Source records

■ ■ ■

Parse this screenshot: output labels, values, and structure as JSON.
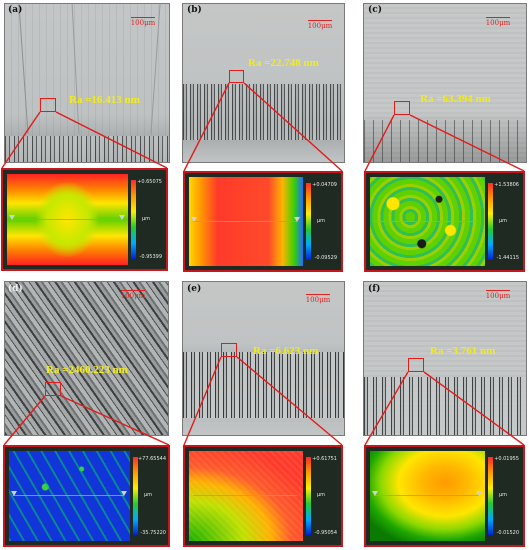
{
  "panels": [
    {
      "label": "(a)",
      "scale": "100μm",
      "ra": "Ra =16.413 nm",
      "cbar_max": "+0.65075",
      "cbar_min": "-0.95399",
      "unit": "μm"
    },
    {
      "label": "(b)",
      "scale": "100μm",
      "ra": "Ra =22.748 nm",
      "cbar_max": "+0.04709",
      "cbar_min": "-0.09529",
      "unit": "μm"
    },
    {
      "label": "(c)",
      "scale": "100μm",
      "ra": "Ra =63.394 nm",
      "cbar_max": "+1.53806",
      "cbar_min": "-1.44115",
      "unit": "μm"
    },
    {
      "label": "(d)",
      "scale": "100μm",
      "ra": "Ra =2460.223 nm",
      "cbar_max": "+77.65544",
      "cbar_min": "-35.75220",
      "unit": "μm"
    },
    {
      "label": "(e)",
      "scale": "100μm",
      "ra": "Ra =6.623 nm",
      "cbar_max": "+0.61751",
      "cbar_min": "-0.95054",
      "unit": "μm"
    },
    {
      "label": "(f)",
      "scale": "100μm",
      "ra": "Ra =3.761 nm",
      "cbar_max": "+0.01955",
      "cbar_min": "-0.01520",
      "unit": "μm"
    }
  ],
  "colors": {
    "marker": "#e21b1b",
    "ra_text": "#f2ec1a",
    "scale": "#dd2222"
  }
}
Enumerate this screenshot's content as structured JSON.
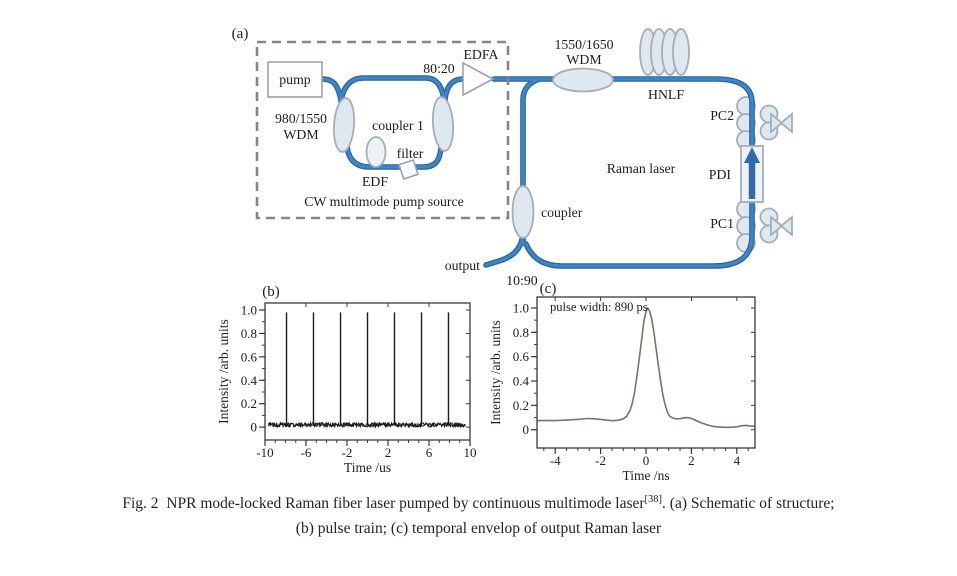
{
  "figure": {
    "panel_a": "(a)",
    "panel_b": "(b)",
    "panel_c": "(c)"
  },
  "schematic": {
    "pump_label": "pump",
    "wdm1_line1": "980/1550",
    "wdm1_line2": "WDM",
    "coupler1_label": "coupler 1",
    "edf_label": "EDF",
    "filter_label": "filter",
    "tap_ratio": "80:20",
    "edfa_label": "EDFA",
    "pump_box_label": "CW multimode pump source",
    "wdm2_line1": "1550/1650",
    "wdm2_line2": "WDM",
    "hnlf_label": "HNLF",
    "pc2_label": "PC2",
    "pdi_label": "PDI",
    "pc1_label": "PC1",
    "cavity_label": "Raman laser",
    "output_coupler_label": "coupler",
    "output_label": "output",
    "output_ratio": "10:90"
  },
  "colors": {
    "fiber": "#3d85c6",
    "fiber_outline": "#28639e",
    "component_fill": "#dfe8f0",
    "component_stroke": "#a3aeb9",
    "dashed_box": "#868686",
    "axis": "#3a3a3a",
    "curve_b": "#1c1c1c",
    "curve_c": "#7d7168",
    "text": "#1d1d1d"
  },
  "chart_data": [
    {
      "type": "pulse-train",
      "panel": "b",
      "title": "",
      "xlabel": "Time /us",
      "ylabel": "Intensity /arb. units",
      "xlim": [
        -10,
        10
      ],
      "ylim": [
        -0.11,
        1.06
      ],
      "xticks": [
        -10,
        -6,
        -2,
        2,
        6,
        10
      ],
      "yticks": [
        0,
        0.2,
        0.4,
        0.6,
        0.8,
        1
      ],
      "x_minor_step": 1,
      "y_minor_step": 0.1,
      "grid": false,
      "pulse_times": [
        -7.9,
        -5.27,
        -2.63,
        0,
        2.63,
        5.27,
        7.9
      ],
      "pulse_period_us": 2.63,
      "pulse_height": 0.98,
      "baseline": 0.02,
      "noise_amplitude": 0.018,
      "noise_span": [
        -9.7,
        9.6
      ],
      "color": "#1c1c1c"
    },
    {
      "type": "line",
      "panel": "c",
      "title": "",
      "annotation": "pulse width: 890 ps",
      "xlabel": "Time /ns",
      "ylabel": "Intensity /arb. units",
      "xlim": [
        -4.8,
        4.8
      ],
      "ylim": [
        -0.15,
        1.09
      ],
      "xticks": [
        -4,
        -2,
        0,
        2,
        4
      ],
      "yticks": [
        0,
        0.2,
        0.4,
        0.6,
        0.8,
        1
      ],
      "x_minor_step": 0.5,
      "y_minor_step": 0.1,
      "grid": false,
      "points": [
        [
          -4.8,
          0.075
        ],
        [
          -4.4,
          0.075
        ],
        [
          -4.0,
          0.075
        ],
        [
          -3.6,
          0.078
        ],
        [
          -3.2,
          0.082
        ],
        [
          -2.8,
          0.088
        ],
        [
          -2.55,
          0.092
        ],
        [
          -2.3,
          0.09
        ],
        [
          -2.0,
          0.085
        ],
        [
          -1.7,
          0.078
        ],
        [
          -1.45,
          0.074
        ],
        [
          -1.2,
          0.078
        ],
        [
          -1.0,
          0.09
        ],
        [
          -0.85,
          0.11
        ],
        [
          -0.7,
          0.16
        ],
        [
          -0.6,
          0.22
        ],
        [
          -0.5,
          0.31
        ],
        [
          -0.4,
          0.44
        ],
        [
          -0.3,
          0.58
        ],
        [
          -0.2,
          0.73
        ],
        [
          -0.1,
          0.88
        ],
        [
          0.0,
          0.97
        ],
        [
          0.07,
          1.0
        ],
        [
          0.15,
          0.98
        ],
        [
          0.25,
          0.91
        ],
        [
          0.35,
          0.8
        ],
        [
          0.45,
          0.66
        ],
        [
          0.55,
          0.52
        ],
        [
          0.65,
          0.39
        ],
        [
          0.75,
          0.28
        ],
        [
          0.85,
          0.2
        ],
        [
          0.95,
          0.14
        ],
        [
          1.05,
          0.11
        ],
        [
          1.2,
          0.095
        ],
        [
          1.4,
          0.088
        ],
        [
          1.6,
          0.095
        ],
        [
          1.75,
          0.1
        ],
        [
          1.9,
          0.098
        ],
        [
          2.1,
          0.085
        ],
        [
          2.3,
          0.068
        ],
        [
          2.5,
          0.052
        ],
        [
          2.7,
          0.04
        ],
        [
          2.9,
          0.03
        ],
        [
          3.1,
          0.024
        ],
        [
          3.4,
          0.02
        ],
        [
          3.7,
          0.02
        ],
        [
          4.0,
          0.024
        ],
        [
          4.2,
          0.032
        ],
        [
          4.4,
          0.036
        ],
        [
          4.6,
          0.03
        ],
        [
          4.8,
          0.028
        ]
      ],
      "color": "#7d7168"
    }
  ],
  "caption": {
    "line1_prefix": "Fig. 2 NPR mode-locked Raman fiber laser pumped by continuous multimode laser",
    "line1_sup": "[38]",
    "line1_suffix": ". (a) Schematic of structure;",
    "line2": "(b) pulse train; (c) temporal envelop of output Raman laser"
  }
}
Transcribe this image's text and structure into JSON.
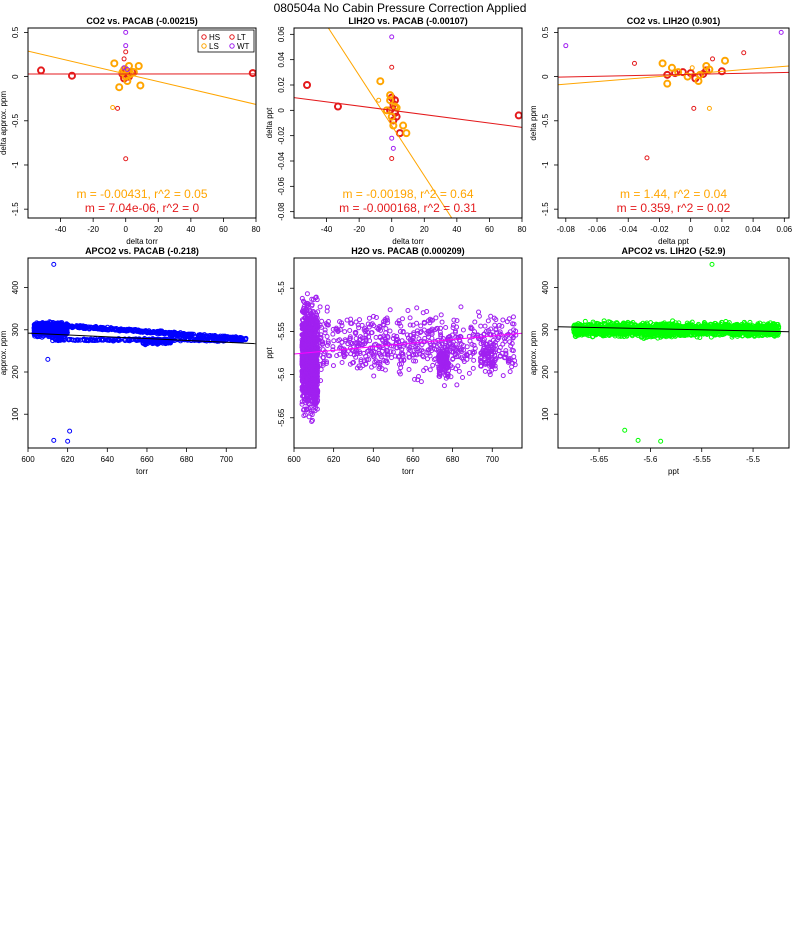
{
  "page_title": "080504a   No Cabin Pressure Correction Applied",
  "chart_data": [
    {
      "type": "scatter",
      "title": "CO2 vs. PACAB (-0.00215)",
      "xlabel": "delta torr",
      "ylabel": "delta approx. ppm",
      "xlim": [
        -60,
        80
      ],
      "ylim": [
        -1.6,
        0.55
      ],
      "xticks": [
        -40,
        -20,
        0,
        20,
        40,
        60,
        80
      ],
      "yticks": [
        0.5,
        0.0,
        -0.5,
        -1.0,
        -1.5
      ],
      "legend": {
        "placement": "top-right",
        "columns": 2,
        "entries": [
          {
            "name": "HS",
            "color": "#e41a1c"
          },
          {
            "name": "LT",
            "color": "#e41a1c"
          },
          {
            "name": "LS",
            "color": "#ffa500"
          },
          {
            "name": "WT",
            "color": "#a020f0"
          }
        ]
      },
      "series": [
        {
          "color": "#e41a1c",
          "r": 3,
          "stroke": 2,
          "points": [
            [
              -52,
              0.07
            ],
            [
              -33,
              0.01
            ],
            [
              78,
              0.04
            ],
            [
              -2,
              0.03
            ],
            [
              0,
              0.06
            ],
            [
              1,
              0.02
            ],
            [
              4,
              0.05
            ],
            [
              -1,
              -0.02
            ],
            [
              2,
              0.0
            ]
          ]
        },
        {
          "color": "#ffa500",
          "r": 3,
          "stroke": 2,
          "points": [
            [
              -7,
              0.15
            ],
            [
              -4,
              -0.12
            ],
            [
              -2,
              0.05
            ],
            [
              0,
              0.0
            ],
            [
              1,
              -0.05
            ],
            [
              2,
              0.12
            ],
            [
              5,
              0.05
            ],
            [
              8,
              0.12
            ],
            [
              9,
              -0.1
            ],
            [
              -1,
              0.08
            ],
            [
              3,
              0.03
            ]
          ]
        },
        {
          "color": "#ffa500",
          "r": 2,
          "stroke": 1,
          "points": [
            [
              -8,
              -0.35
            ],
            [
              0,
              0.1
            ]
          ]
        },
        {
          "color": "#e41a1c",
          "r": 2,
          "stroke": 1,
          "points": [
            [
              -5,
              -0.36
            ],
            [
              0,
              -0.93
            ],
            [
              0,
              0.28
            ],
            [
              -1,
              0.2
            ]
          ]
        },
        {
          "color": "#a020f0",
          "r": 2,
          "stroke": 1,
          "points": [
            [
              0,
              0.5
            ],
            [
              0,
              0.35
            ],
            [
              -1,
              0.1
            ],
            [
              1,
              0.08
            ]
          ]
        }
      ],
      "fits": [
        {
          "color": "#ffa500",
          "slope": -0.00431,
          "intercept": 0.03
        },
        {
          "color": "#e41a1c",
          "slope": 7.04e-06,
          "intercept": 0.03
        }
      ],
      "annotations": [
        {
          "text": "m = -0.00431, r^2 = 0.05",
          "color": "#ffa500"
        },
        {
          "text": "m = 7.04e-06, r^2 = 0",
          "color": "#e41a1c"
        }
      ]
    },
    {
      "type": "scatter",
      "title": "LIH2O vs. PACAB (-0.00107)",
      "xlabel": "delta torr",
      "ylabel": "delta ppt",
      "xlim": [
        -60,
        80
      ],
      "ylim": [
        -0.085,
        0.065
      ],
      "xticks": [
        -40,
        -20,
        0,
        20,
        40,
        60,
        80
      ],
      "yticks": [
        0.06,
        0.04,
        0.02,
        0.0,
        -0.02,
        -0.04,
        -0.06,
        -0.08
      ],
      "series": [
        {
          "color": "#e41a1c",
          "r": 3,
          "stroke": 2,
          "points": [
            [
              -52,
              0.02
            ],
            [
              -33,
              0.003
            ],
            [
              78,
              -0.004
            ],
            [
              0,
              0.01
            ],
            [
              1,
              0.005
            ],
            [
              2,
              -0.002
            ],
            [
              3,
              -0.005
            ],
            [
              -1,
              0.0
            ],
            [
              1,
              -0.008
            ],
            [
              5,
              -0.018
            ],
            [
              2,
              0.008
            ]
          ]
        },
        {
          "color": "#ffa500",
          "r": 3,
          "stroke": 2,
          "points": [
            [
              -7,
              0.023
            ],
            [
              -3,
              0.0
            ],
            [
              -1,
              0.008
            ],
            [
              0,
              -0.005
            ],
            [
              1,
              -0.012
            ],
            [
              2,
              0.003
            ],
            [
              7,
              -0.012
            ],
            [
              9,
              -0.018
            ],
            [
              -1,
              0.012
            ],
            [
              3,
              0.002
            ]
          ]
        },
        {
          "color": "#ffa500",
          "r": 2,
          "stroke": 1,
          "points": [
            [
              -8,
              0.008
            ]
          ]
        },
        {
          "color": "#e41a1c",
          "r": 2,
          "stroke": 1,
          "points": [
            [
              0,
              -0.038
            ],
            [
              0,
              0.034
            ],
            [
              1,
              0.002
            ]
          ]
        },
        {
          "color": "#a020f0",
          "r": 2,
          "stroke": 1,
          "points": [
            [
              0,
              0.058
            ],
            [
              1,
              -0.03
            ],
            [
              0,
              -0.022
            ]
          ]
        }
      ],
      "fits": [
        {
          "color": "#ffa500",
          "slope": -0.00198,
          "intercept": -0.012
        },
        {
          "color": "#e41a1c",
          "slope": -0.000168,
          "intercept": 0.0
        }
      ],
      "annotations": [
        {
          "text": "m = -0.00198, r^2 = 0.64",
          "color": "#ffa500"
        },
        {
          "text": "m = -0.000168, r^2 = 0.31",
          "color": "#e41a1c"
        }
      ]
    },
    {
      "type": "scatter",
      "title": "CO2 vs. LIH2O (0.901)",
      "xlabel": "delta ppt",
      "ylabel": "delta ppm",
      "xlim": [
        -0.085,
        0.063
      ],
      "ylim": [
        -1.6,
        0.55
      ],
      "xticks": [
        -0.08,
        -0.06,
        -0.04,
        -0.02,
        0.0,
        0.02,
        0.04,
        0.06
      ],
      "yticks": [
        0.5,
        0.0,
        -0.5,
        -1.0,
        -1.5
      ],
      "series": [
        {
          "color": "#e41a1c",
          "r": 3,
          "stroke": 2,
          "points": [
            [
              -0.015,
              0.02
            ],
            [
              -0.005,
              0.05
            ],
            [
              0.0,
              0.04
            ],
            [
              0.003,
              -0.02
            ],
            [
              0.008,
              0.03
            ],
            [
              0.01,
              0.07
            ],
            [
              0.02,
              0.06
            ],
            [
              -0.01,
              0.04
            ]
          ]
        },
        {
          "color": "#ffa500",
          "r": 3,
          "stroke": 2,
          "points": [
            [
              -0.018,
              0.15
            ],
            [
              -0.012,
              0.1
            ],
            [
              -0.008,
              0.05
            ],
            [
              -0.002,
              0.0
            ],
            [
              0.005,
              -0.05
            ],
            [
              0.012,
              0.08
            ],
            [
              0.022,
              0.18
            ],
            [
              0.01,
              0.12
            ],
            [
              -0.015,
              -0.08
            ],
            [
              0.006,
              0.02
            ]
          ]
        },
        {
          "color": "#ffa500",
          "r": 2,
          "stroke": 1,
          "points": [
            [
              0.012,
              -0.36
            ],
            [
              0.001,
              0.1
            ]
          ]
        },
        {
          "color": "#e41a1c",
          "r": 2,
          "stroke": 1,
          "points": [
            [
              -0.036,
              0.15
            ],
            [
              -0.028,
              -0.92
            ],
            [
              0.034,
              0.27
            ],
            [
              0.002,
              -0.36
            ],
            [
              0.014,
              0.2
            ]
          ]
        },
        {
          "color": "#a020f0",
          "r": 2,
          "stroke": 1,
          "points": [
            [
              -0.08,
              0.35
            ],
            [
              0.058,
              0.5
            ]
          ]
        }
      ],
      "fits": [
        {
          "color": "#ffa500",
          "slope": 1.44,
          "intercept": 0.03
        },
        {
          "color": "#e41a1c",
          "slope": 0.359,
          "intercept": 0.025
        }
      ],
      "annotations": [
        {
          "text": "m = 1.44, r^2 = 0.04",
          "color": "#ffa500"
        },
        {
          "text": "m = 0.359, r^2 = 0.02",
          "color": "#e41a1c"
        }
      ]
    },
    {
      "type": "scatter",
      "title": "APCO2 vs. PACAB (-0.218)",
      "xlabel": "torr",
      "ylabel": "approx. ppm",
      "xlim": [
        600,
        715
      ],
      "ylim": [
        20,
        470
      ],
      "xticks": [
        600,
        620,
        640,
        660,
        680,
        700
      ],
      "yticks": [
        100,
        200,
        300,
        400
      ],
      "series": [
        {
          "color": "#0000ff",
          "r": 2,
          "stroke": 1,
          "generator": "apco2_pacab",
          "points": [
            [
              613,
              455
            ],
            [
              613,
              38
            ],
            [
              621,
              60
            ],
            [
              620,
              36
            ],
            [
              610,
              230
            ]
          ]
        }
      ],
      "fits": [
        {
          "color": "#000000",
          "slope": -0.218,
          "intercept": 423
        }
      ]
    },
    {
      "type": "scatter",
      "title": "H2O vs. PACAB (0.000209)",
      "xlabel": "torr",
      "ylabel": "ppt",
      "xlim": [
        600,
        715
      ],
      "ylim": [
        -5.685,
        -5.465
      ],
      "xticks": [
        600,
        620,
        640,
        660,
        680,
        700
      ],
      "yticks": [
        -5.5,
        -5.55,
        -5.6,
        -5.65
      ],
      "series": [
        {
          "color": "#a020f0",
          "r": 2,
          "stroke": 1,
          "generator": "h2o_pacab",
          "points": []
        }
      ],
      "fits": [
        {
          "color": "#ff00ff",
          "slope": 0.000209,
          "intercept": -5.7015
        }
      ]
    },
    {
      "type": "scatter",
      "title": "APCO2 vs. LIH2O (-52.9)",
      "xlabel": "ppt",
      "ylabel": "approx. ppm",
      "xlim": [
        -5.69,
        -5.465
      ],
      "ylim": [
        20,
        470
      ],
      "xticks": [
        -5.65,
        -5.6,
        -5.55,
        -5.5
      ],
      "yticks": [
        100,
        200,
        300,
        400
      ],
      "series": [
        {
          "color": "#00ff00",
          "r": 2,
          "stroke": 1,
          "generator": "apco2_lih2o",
          "points": [
            [
              -5.54,
              455
            ],
            [
              -5.625,
              62
            ],
            [
              -5.612,
              38
            ],
            [
              -5.59,
              36
            ]
          ]
        }
      ],
      "fits": [
        {
          "color": "#000000",
          "slope": -52.9,
          "intercept": 6.3
        }
      ]
    }
  ]
}
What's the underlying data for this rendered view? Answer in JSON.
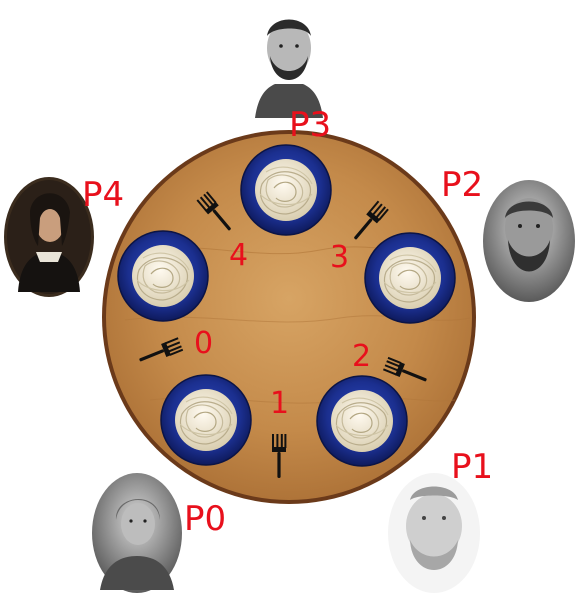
{
  "philosophers": [
    {
      "label": "P0"
    },
    {
      "label": "P1"
    },
    {
      "label": "P2"
    },
    {
      "label": "P3"
    },
    {
      "label": "P4"
    }
  ],
  "forks": [
    {
      "label": "0"
    },
    {
      "label": "1"
    },
    {
      "label": "2"
    },
    {
      "label": "3"
    },
    {
      "label": "4"
    }
  ],
  "colors": {
    "label_red": "#e8101c",
    "table_wood": "#c48a4a",
    "table_rim": "#6b3a1a",
    "plate_blue": "#1b2f8f",
    "noodle": "#f3ecd8"
  },
  "icons": {
    "fork": "fork-icon",
    "plate": "spaghetti-plate-icon",
    "portrait": "philosopher-portrait-icon"
  }
}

■ ■ ■

## EXERCISE
Give every line of the material that includes the string "delta".

## RESULT
      "xlabel": "delta torr",
      "ylabel": "delta approx. ppm",
      "xlabel": "delta torr",
      "ylabel": "delta ppt",
      "xlabel": "delta ppt",
      "ylabel": "delta ppm",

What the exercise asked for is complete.